Instruction: Pictures do not belong in the copy, so please give every entry below again exactly.

Recorded data:
* START *
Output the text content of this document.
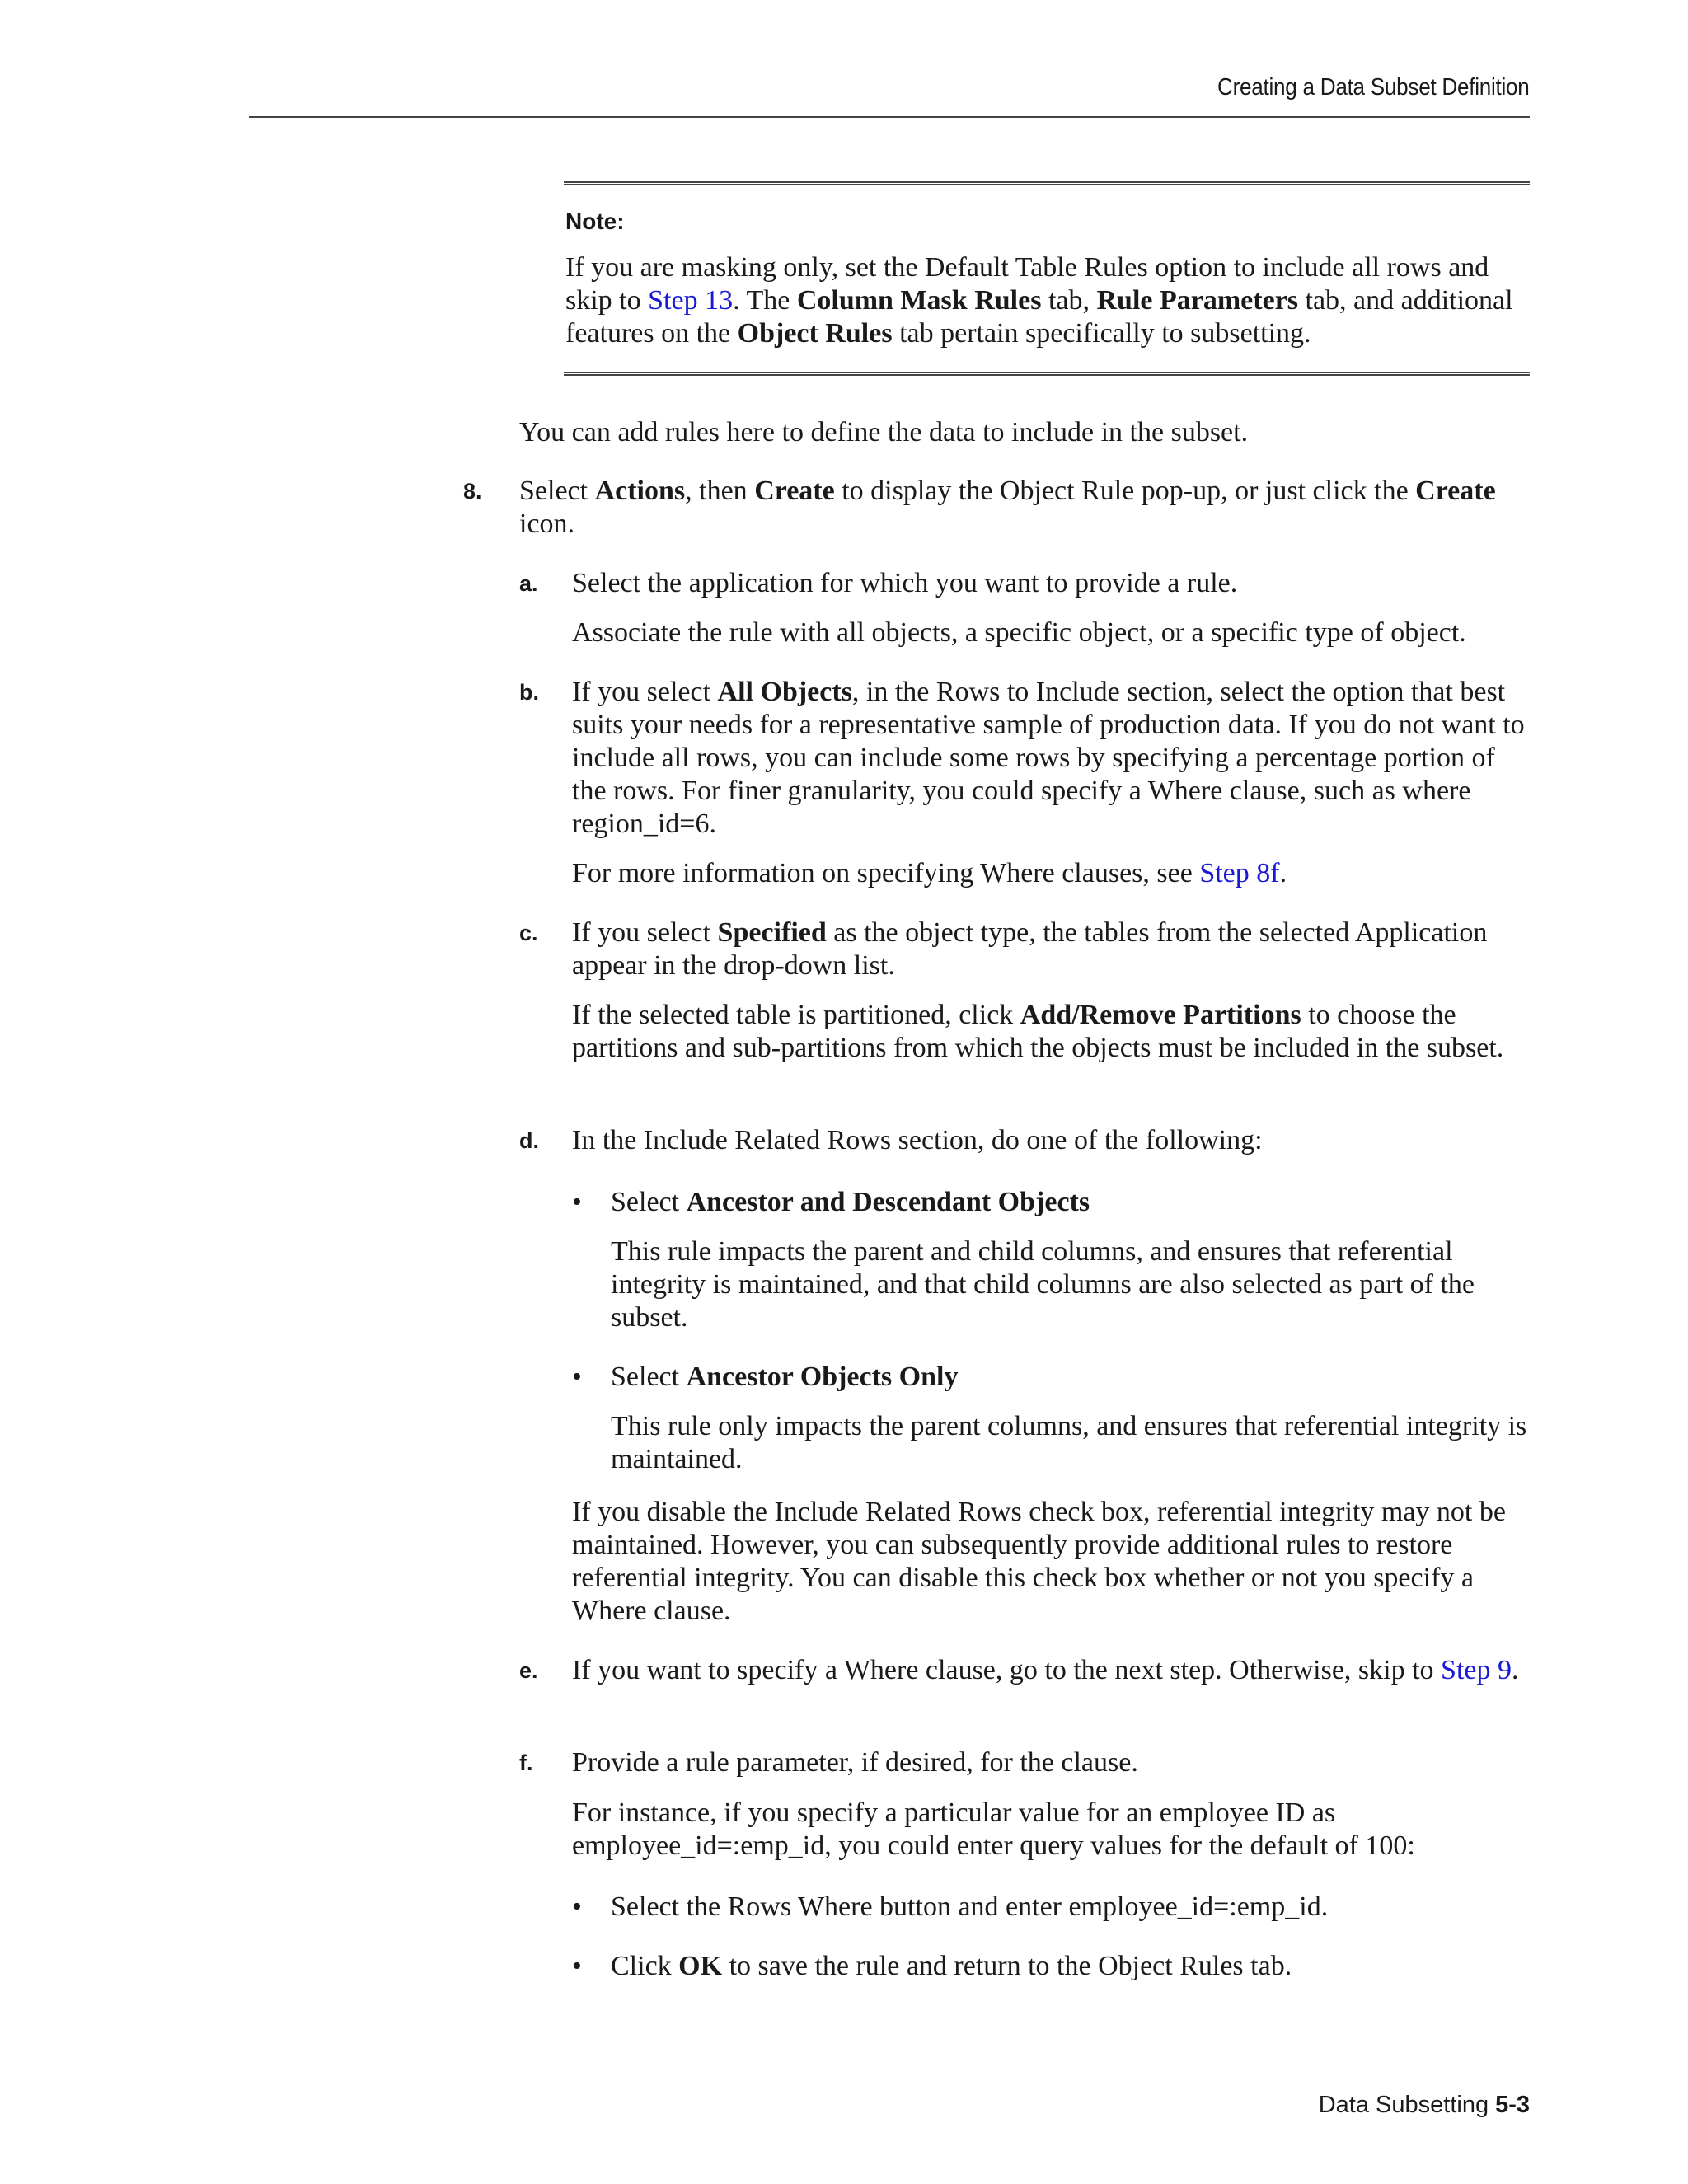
Creating a Data Subset Definition
Note:

If you are masking only, set the Default Table Rules option to include all rows and skip to Step 13. The Column Mask Rules tab, Rule Parameters tab, and additional features on the Object Rules tab pertain specifically to subsetting.

You can add rules here to define the data to include in the subset.

8. Select Actions, then Create to display the Object Rule pop-up, or just click the Create icon.

a. Select the application for which you want to provide a rule.

Associate the rule with all objects, a specific object, or a specific type of object.

b. If you select All Objects, in the Rows to Include section, select the option that best suits your needs for a representative sample of production data. If you do not want to include all rows, you can include some rows by specifying a percentage portion of the rows. For finer granularity, you could specify a Where clause, such as where region_id=6.

For more information on specifying Where clauses, see Step 8f.

c. If you select Specified as the object type, the tables from the selected Application appear in the drop-down list.

If the selected table is partitioned, click Add/Remove Partitions to choose the partitions and sub-partitions from which the objects must be included in the subset.

d. In the Include Related Rows section, do one of the following:

• Select Ancestor and Descendant Objects

This rule impacts the parent and child columns, and ensures that referential integrity is maintained, and that child columns are also selected as part of the subset.

• Select Ancestor Objects Only

This rule only impacts the parent columns, and ensures that referential integrity is maintained.

If you disable the Include Related Rows check box, referential integrity may not be maintained. However, you can subsequently provide additional rules to restore referential integrity. You can disable this check box whether or not you specify a Where clause.

e. If you want to specify a Where clause, go to the next step. Otherwise, skip to Step 9.

f. Provide a rule parameter, if desired, for the clause.

For instance, if you specify a particular value for an employee ID as employee_id=:emp_id, you could enter query values for the default of 100:

• Select the Rows Where button and enter employee_id=:emp_id.

• Click OK to save the rule and return to the Object Rules tab.

Data Subsetting 5-3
* END *
Answer to the exercise:
Output the text content of this document.
Creating a Data Subset Definition
Note:

If you are masking only, set the Default Table Rules option to include all rows and skip to Step 13. The Column Mask Rules tab, Rule Parameters tab, and additional features on the Object Rules tab pertain specifically to subsetting.

You can add rules here to define the data to include in the subset.

8. Select Actions, then Create to display the Object Rule pop-up, or just click the Create icon.

a. Select the application for which you want to provide a rule.

Associate the rule with all objects, a specific object, or a specific type of object.

b. If you select All Objects, in the Rows to Include section, select the option that best suits your needs for a representative sample of production data. If you do not want to include all rows, you can include some rows by specifying a percentage portion of the rows. For finer granularity, you could specify a Where clause, such as where region_id=6.

For more information on specifying Where clauses, see Step 8f.

c. If you select Specified as the object type, the tables from the selected Application appear in the drop-down list.

If the selected table is partitioned, click Add/Remove Partitions to choose the partitions and sub-partitions from which the objects must be included in the subset.

d. In the Include Related Rows section, do one of the following:

• Select Ancestor and Descendant Objects

This rule impacts the parent and child columns, and ensures that referential integrity is maintained, and that child columns are also selected as part of the subset.

• Select Ancestor Objects Only

This rule only impacts the parent columns, and ensures that referential integrity is maintained.

If you disable the Include Related Rows check box, referential integrity may not be maintained. However, you can subsequently provide additional rules to restore referential integrity. You can disable this check box whether or not you specify a Where clause.

e. If you want to specify a Where clause, go to the next step. Otherwise, skip to Step 9.

f. Provide a rule parameter, if desired, for the clause.

For instance, if you specify a particular value for an employee ID as employee_id=:emp_id, you could enter query values for the default of 100:

• Select the Rows Where button and enter employee_id=:emp_id.

• Click OK to save the rule and return to the Object Rules tab.

Data Subsetting 5-3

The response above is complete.